• Stated task:
Pull out every line below that contains the word "ভগবত".
-=-=-=-=-
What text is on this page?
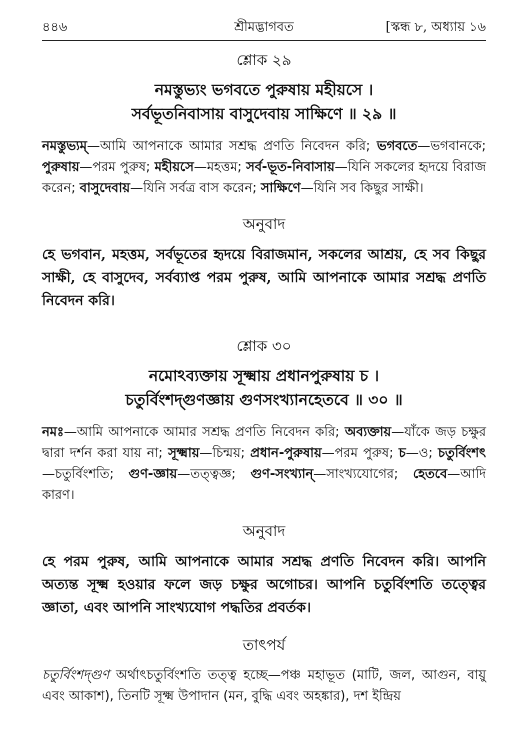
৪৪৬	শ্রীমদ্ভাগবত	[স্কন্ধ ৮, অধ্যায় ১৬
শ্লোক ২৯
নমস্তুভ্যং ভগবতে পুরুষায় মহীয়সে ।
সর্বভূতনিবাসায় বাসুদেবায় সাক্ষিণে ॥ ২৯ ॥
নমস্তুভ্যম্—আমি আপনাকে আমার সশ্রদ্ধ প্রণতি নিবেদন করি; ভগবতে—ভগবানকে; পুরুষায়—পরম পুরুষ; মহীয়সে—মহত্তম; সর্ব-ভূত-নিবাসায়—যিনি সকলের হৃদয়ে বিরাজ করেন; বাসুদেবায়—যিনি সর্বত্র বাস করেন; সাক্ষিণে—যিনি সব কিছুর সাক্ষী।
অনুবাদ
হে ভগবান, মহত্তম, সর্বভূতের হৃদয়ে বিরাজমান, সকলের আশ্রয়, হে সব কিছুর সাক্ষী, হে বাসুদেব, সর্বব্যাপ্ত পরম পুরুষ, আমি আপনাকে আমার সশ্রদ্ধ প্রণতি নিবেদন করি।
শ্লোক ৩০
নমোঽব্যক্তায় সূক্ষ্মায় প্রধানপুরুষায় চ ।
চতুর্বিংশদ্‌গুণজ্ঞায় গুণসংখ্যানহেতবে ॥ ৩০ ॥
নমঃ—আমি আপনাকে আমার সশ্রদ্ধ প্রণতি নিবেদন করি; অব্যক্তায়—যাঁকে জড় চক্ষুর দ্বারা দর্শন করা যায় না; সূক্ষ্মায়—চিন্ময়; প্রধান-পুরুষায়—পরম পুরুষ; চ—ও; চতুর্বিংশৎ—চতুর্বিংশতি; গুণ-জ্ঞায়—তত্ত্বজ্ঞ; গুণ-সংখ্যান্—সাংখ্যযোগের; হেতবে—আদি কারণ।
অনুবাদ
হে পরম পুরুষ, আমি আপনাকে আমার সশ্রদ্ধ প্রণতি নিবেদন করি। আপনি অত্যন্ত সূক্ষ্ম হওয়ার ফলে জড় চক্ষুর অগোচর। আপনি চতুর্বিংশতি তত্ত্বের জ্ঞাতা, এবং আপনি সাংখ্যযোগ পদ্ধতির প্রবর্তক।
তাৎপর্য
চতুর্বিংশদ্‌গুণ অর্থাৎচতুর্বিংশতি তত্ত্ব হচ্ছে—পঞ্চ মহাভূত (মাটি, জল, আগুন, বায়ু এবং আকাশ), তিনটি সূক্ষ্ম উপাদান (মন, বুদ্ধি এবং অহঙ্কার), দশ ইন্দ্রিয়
-=-=-=-=-
• Exercise response:
নমস্তুভ্যং ভগবতে পুরুষায় মহীয়সে ।
নমস্তুভ্যম্—আমি আপনাকে আমার সশ্রদ্ধ প্রণতি নিবেদন করি; ভগবতে—ভগবানকে; পুরুষায়—পরম পুরুষ; মহীয়সে—মহত্তম; সর্ব-ভূত-নিবাসায়—যিনি সকলের হৃদয়ে বিরাজ করেন; বাসুদেবায়—যিনি সর্বত্র বাস করেন; সাক্ষিণে—যিনি সব কিছুর সাক্ষী।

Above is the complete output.